◆ STATED PROBLEM:
Copy out each line that includes the word "JSON".

◆ RECORDS FOR THE EXERCISE:
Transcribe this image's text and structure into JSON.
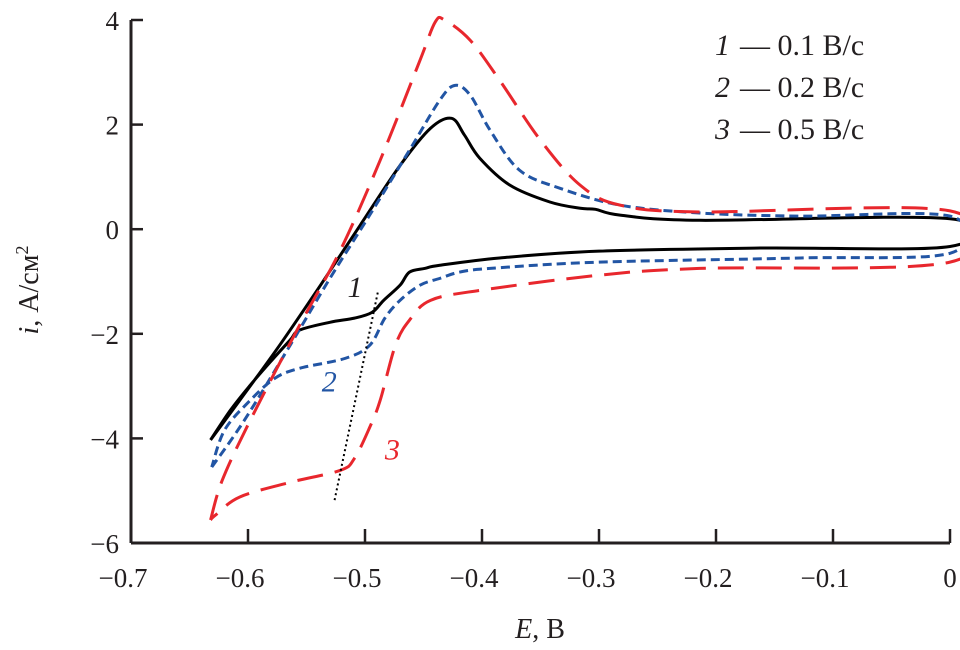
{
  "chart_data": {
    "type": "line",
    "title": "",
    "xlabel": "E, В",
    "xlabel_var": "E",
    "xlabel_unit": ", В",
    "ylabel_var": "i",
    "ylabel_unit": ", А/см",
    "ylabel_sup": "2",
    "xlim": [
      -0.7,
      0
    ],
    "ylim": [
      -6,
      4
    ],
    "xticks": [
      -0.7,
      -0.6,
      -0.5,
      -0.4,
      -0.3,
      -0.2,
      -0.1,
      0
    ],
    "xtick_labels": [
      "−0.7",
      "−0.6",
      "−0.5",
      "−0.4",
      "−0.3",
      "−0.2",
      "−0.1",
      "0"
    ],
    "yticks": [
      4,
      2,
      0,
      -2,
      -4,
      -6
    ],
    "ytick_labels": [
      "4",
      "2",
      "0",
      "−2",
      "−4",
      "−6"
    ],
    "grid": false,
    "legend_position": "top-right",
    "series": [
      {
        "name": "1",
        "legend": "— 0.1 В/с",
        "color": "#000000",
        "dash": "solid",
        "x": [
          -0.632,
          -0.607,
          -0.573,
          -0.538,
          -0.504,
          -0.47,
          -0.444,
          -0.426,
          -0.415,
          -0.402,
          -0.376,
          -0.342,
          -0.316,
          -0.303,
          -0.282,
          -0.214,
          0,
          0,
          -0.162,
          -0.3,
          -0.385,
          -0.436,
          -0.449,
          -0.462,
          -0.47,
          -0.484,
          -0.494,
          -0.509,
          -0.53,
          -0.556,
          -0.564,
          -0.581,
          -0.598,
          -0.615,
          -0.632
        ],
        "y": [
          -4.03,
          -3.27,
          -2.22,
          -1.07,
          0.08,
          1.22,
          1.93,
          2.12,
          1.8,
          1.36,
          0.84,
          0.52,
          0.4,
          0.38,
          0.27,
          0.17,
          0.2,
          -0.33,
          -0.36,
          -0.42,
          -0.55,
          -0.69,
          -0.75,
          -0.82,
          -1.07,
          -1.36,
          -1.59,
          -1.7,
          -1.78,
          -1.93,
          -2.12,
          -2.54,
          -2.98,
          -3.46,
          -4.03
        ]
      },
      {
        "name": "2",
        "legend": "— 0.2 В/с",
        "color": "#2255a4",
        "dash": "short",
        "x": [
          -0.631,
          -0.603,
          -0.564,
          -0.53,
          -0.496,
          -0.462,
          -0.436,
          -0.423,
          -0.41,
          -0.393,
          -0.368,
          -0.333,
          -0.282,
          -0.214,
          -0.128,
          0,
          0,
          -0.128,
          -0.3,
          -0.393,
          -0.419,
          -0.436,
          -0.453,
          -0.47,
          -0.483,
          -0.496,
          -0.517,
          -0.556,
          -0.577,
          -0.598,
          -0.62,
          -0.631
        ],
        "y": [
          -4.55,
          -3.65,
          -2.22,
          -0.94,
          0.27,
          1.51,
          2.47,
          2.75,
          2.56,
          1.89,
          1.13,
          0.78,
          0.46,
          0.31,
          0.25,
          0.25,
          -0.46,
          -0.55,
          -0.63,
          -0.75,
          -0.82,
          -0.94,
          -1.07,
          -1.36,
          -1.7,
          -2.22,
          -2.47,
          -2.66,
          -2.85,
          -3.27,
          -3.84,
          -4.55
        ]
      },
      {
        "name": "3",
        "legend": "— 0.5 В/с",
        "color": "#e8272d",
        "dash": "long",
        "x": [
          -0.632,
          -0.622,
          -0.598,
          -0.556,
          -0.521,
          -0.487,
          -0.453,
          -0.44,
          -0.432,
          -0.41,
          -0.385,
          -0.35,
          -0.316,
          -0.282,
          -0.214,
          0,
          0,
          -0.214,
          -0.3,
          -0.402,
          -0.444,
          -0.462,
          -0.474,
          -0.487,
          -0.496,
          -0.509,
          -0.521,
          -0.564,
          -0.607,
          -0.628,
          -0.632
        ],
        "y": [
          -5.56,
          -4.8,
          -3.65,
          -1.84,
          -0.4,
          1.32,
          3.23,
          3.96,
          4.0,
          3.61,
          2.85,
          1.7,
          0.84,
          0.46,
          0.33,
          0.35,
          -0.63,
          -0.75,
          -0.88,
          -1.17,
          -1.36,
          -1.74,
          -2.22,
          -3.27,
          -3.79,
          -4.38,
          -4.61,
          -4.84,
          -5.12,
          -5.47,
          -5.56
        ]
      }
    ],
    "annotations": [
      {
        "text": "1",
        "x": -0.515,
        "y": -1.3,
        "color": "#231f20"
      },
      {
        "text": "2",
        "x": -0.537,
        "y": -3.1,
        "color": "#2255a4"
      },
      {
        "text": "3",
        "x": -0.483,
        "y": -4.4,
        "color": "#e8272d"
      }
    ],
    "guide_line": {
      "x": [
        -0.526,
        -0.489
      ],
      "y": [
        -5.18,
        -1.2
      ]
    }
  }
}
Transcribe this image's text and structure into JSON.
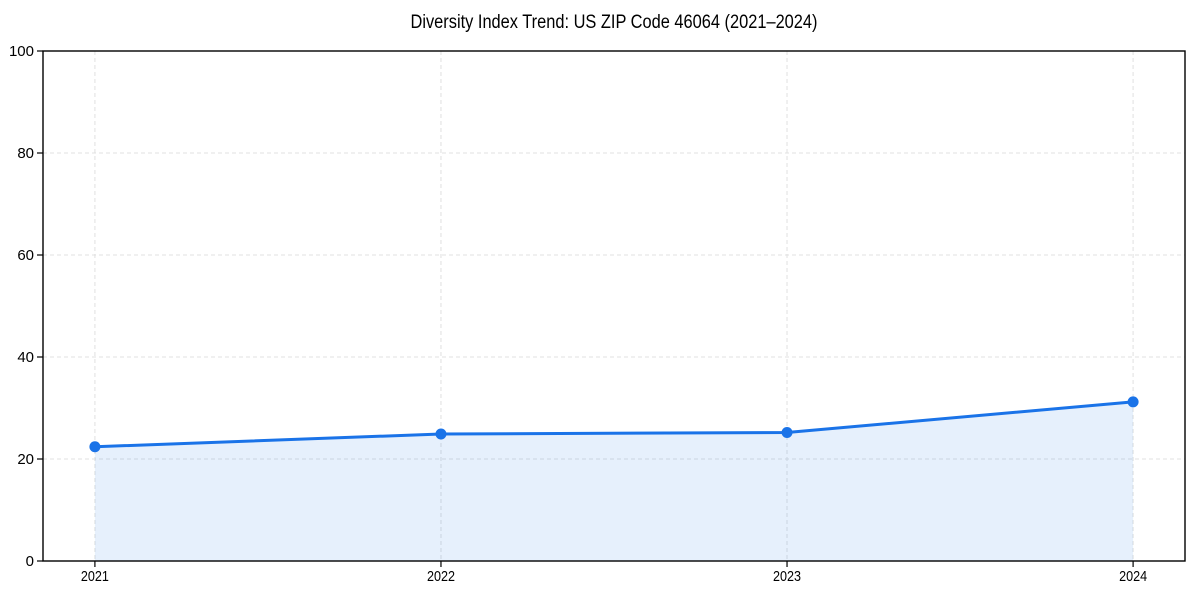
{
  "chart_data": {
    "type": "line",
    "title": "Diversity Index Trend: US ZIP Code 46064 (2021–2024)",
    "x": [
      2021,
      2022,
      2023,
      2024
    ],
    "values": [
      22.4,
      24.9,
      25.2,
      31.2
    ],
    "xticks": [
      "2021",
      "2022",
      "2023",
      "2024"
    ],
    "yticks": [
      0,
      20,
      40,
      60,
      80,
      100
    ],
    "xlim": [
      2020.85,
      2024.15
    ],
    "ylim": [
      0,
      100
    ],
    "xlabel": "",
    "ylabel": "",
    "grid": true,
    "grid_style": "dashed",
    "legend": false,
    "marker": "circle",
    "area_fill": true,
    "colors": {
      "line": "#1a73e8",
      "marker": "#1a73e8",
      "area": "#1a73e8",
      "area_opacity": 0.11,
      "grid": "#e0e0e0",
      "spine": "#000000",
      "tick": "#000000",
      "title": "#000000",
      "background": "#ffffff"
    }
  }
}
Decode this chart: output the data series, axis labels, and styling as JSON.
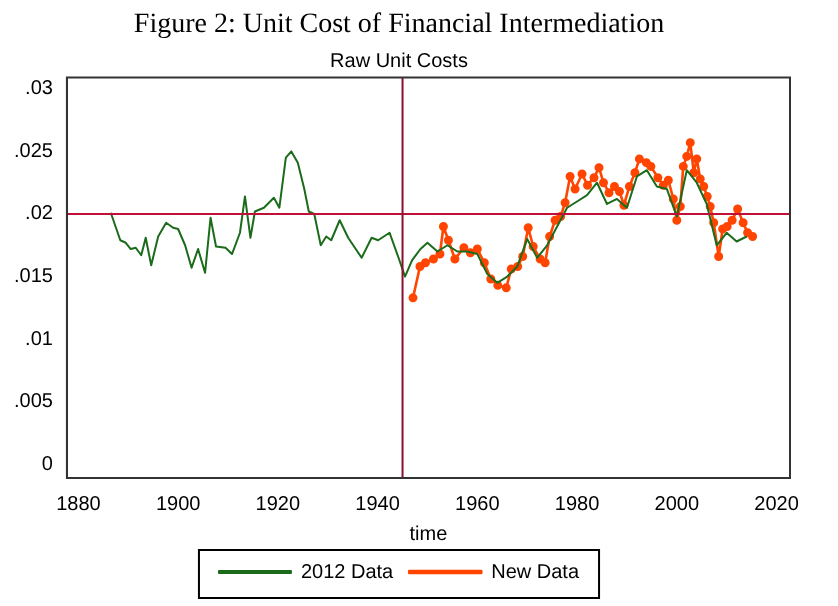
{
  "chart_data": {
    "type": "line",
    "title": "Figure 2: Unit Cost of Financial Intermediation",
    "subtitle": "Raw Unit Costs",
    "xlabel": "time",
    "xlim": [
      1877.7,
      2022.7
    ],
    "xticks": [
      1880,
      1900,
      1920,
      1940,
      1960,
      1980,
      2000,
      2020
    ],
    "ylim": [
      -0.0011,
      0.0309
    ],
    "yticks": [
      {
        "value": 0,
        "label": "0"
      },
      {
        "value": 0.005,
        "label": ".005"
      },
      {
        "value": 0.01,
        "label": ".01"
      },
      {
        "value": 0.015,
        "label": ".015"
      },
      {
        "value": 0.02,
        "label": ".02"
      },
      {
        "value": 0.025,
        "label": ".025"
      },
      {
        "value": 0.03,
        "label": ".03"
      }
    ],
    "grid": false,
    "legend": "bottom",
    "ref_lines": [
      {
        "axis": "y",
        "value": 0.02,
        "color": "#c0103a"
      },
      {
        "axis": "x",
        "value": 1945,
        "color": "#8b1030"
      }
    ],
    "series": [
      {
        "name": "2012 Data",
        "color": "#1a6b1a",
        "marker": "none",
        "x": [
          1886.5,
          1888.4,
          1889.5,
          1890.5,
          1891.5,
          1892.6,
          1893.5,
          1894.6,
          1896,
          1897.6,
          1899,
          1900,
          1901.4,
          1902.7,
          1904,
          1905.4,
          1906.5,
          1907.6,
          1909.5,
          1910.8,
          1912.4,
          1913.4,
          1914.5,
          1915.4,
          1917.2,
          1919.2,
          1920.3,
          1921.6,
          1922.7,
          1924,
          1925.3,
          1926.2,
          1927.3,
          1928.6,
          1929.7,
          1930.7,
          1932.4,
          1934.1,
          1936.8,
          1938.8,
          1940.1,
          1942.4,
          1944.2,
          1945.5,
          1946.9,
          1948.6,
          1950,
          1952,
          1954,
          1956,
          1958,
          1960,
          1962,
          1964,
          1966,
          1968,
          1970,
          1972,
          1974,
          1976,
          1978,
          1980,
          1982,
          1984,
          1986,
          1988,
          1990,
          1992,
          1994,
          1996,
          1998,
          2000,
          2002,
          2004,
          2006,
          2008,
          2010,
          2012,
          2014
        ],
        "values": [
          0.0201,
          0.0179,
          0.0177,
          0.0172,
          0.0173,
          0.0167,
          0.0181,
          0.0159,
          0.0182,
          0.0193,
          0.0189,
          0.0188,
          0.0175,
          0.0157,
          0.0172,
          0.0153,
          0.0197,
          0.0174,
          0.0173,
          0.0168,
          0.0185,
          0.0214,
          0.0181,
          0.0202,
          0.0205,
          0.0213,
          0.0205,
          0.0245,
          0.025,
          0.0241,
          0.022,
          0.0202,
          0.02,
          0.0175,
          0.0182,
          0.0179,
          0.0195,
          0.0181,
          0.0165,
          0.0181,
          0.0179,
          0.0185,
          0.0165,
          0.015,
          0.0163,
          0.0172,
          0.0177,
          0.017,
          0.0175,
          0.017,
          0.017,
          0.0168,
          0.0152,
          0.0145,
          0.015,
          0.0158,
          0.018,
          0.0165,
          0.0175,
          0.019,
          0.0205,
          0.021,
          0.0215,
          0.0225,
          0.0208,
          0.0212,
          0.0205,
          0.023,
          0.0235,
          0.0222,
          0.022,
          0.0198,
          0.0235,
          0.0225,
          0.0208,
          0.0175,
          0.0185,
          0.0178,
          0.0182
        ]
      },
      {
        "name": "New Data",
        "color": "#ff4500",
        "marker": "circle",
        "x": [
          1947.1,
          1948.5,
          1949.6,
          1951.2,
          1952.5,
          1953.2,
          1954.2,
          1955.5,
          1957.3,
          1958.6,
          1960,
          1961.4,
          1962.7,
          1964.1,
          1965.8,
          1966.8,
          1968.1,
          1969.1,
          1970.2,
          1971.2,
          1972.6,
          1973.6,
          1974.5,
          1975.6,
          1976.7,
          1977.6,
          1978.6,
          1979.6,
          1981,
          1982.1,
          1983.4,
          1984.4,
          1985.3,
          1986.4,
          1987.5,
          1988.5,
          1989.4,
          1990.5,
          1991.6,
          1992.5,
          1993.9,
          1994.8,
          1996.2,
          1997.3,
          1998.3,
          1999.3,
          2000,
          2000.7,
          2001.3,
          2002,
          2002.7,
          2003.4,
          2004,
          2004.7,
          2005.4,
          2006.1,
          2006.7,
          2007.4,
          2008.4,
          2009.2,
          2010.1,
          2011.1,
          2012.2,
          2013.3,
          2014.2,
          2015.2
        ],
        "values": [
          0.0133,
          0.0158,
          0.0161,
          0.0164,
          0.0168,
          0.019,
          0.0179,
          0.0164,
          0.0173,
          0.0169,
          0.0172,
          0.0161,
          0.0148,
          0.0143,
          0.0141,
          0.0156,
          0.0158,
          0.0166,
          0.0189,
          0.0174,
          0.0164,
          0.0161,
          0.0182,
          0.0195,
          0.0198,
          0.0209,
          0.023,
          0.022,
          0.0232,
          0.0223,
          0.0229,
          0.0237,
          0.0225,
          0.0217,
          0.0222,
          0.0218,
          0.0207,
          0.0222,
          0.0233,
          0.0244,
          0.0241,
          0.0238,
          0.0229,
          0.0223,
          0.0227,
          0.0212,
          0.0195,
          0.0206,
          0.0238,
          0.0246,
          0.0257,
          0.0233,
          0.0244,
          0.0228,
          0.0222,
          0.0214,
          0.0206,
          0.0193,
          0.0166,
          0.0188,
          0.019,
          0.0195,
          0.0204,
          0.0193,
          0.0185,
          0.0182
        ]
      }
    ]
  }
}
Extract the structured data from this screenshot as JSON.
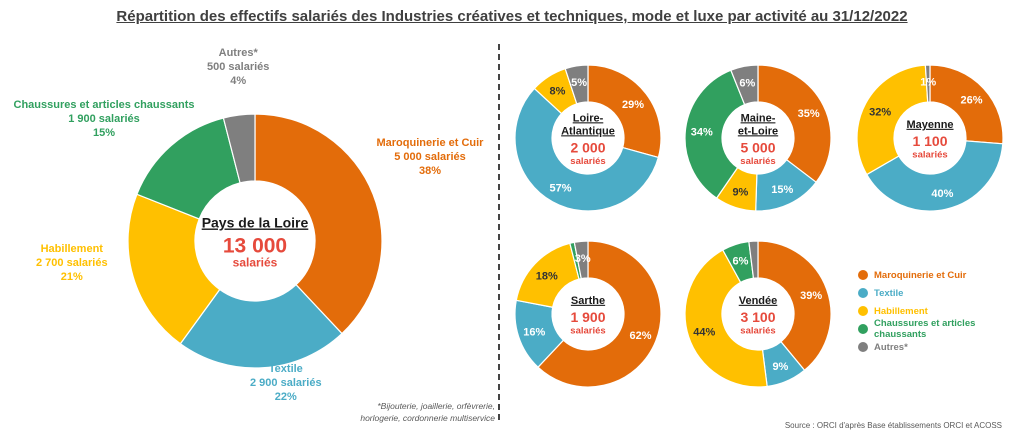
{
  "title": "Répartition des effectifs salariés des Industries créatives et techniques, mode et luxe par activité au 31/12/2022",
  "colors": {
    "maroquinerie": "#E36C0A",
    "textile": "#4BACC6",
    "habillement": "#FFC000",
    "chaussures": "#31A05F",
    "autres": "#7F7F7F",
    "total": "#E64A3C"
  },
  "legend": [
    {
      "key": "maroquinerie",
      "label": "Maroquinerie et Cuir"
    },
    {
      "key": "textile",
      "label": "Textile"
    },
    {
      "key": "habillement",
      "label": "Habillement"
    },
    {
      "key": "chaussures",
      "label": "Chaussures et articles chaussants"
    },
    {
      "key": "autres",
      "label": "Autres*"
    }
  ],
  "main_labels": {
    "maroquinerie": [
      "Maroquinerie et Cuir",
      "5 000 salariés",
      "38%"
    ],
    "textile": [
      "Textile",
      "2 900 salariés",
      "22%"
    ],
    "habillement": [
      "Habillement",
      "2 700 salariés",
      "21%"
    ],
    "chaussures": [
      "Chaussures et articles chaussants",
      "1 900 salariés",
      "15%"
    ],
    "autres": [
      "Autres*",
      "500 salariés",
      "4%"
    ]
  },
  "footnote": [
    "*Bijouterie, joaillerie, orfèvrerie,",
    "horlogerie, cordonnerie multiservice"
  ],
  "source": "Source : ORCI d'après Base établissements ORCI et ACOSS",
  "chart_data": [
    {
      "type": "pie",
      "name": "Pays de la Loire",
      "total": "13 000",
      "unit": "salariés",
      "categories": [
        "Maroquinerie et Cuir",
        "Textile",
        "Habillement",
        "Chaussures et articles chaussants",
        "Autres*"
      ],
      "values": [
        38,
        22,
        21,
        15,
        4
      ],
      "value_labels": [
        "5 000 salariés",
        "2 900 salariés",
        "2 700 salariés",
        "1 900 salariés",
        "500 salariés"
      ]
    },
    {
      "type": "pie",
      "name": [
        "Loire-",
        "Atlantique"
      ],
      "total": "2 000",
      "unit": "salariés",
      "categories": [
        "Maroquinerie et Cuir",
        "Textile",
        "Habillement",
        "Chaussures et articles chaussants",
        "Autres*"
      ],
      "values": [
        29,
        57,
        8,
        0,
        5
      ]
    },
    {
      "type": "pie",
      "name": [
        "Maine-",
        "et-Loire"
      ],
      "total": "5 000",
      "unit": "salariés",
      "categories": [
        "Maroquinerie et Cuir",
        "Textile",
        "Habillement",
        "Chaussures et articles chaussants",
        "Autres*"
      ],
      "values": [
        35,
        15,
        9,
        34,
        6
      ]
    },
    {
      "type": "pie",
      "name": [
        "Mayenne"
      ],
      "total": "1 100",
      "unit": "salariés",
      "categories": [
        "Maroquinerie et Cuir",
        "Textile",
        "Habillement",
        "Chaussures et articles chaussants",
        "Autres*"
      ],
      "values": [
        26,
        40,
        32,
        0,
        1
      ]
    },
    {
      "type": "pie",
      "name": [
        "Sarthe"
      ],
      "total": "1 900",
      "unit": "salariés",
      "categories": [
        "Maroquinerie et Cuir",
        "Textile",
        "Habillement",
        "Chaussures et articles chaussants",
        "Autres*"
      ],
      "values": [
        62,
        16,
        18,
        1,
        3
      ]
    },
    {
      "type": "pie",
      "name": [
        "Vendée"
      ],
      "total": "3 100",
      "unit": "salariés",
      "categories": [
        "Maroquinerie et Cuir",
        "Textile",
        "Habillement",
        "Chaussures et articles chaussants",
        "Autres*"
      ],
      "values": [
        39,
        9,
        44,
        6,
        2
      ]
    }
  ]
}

◆ EXERCISE RESULT:
Transcribe this image's text and structure into JSON.
Transcribe this image's text and structure into JSON.
Decode this chart: output the data series, axis labels, and styling as JSON.
Extract the structured data from this screenshot as JSON.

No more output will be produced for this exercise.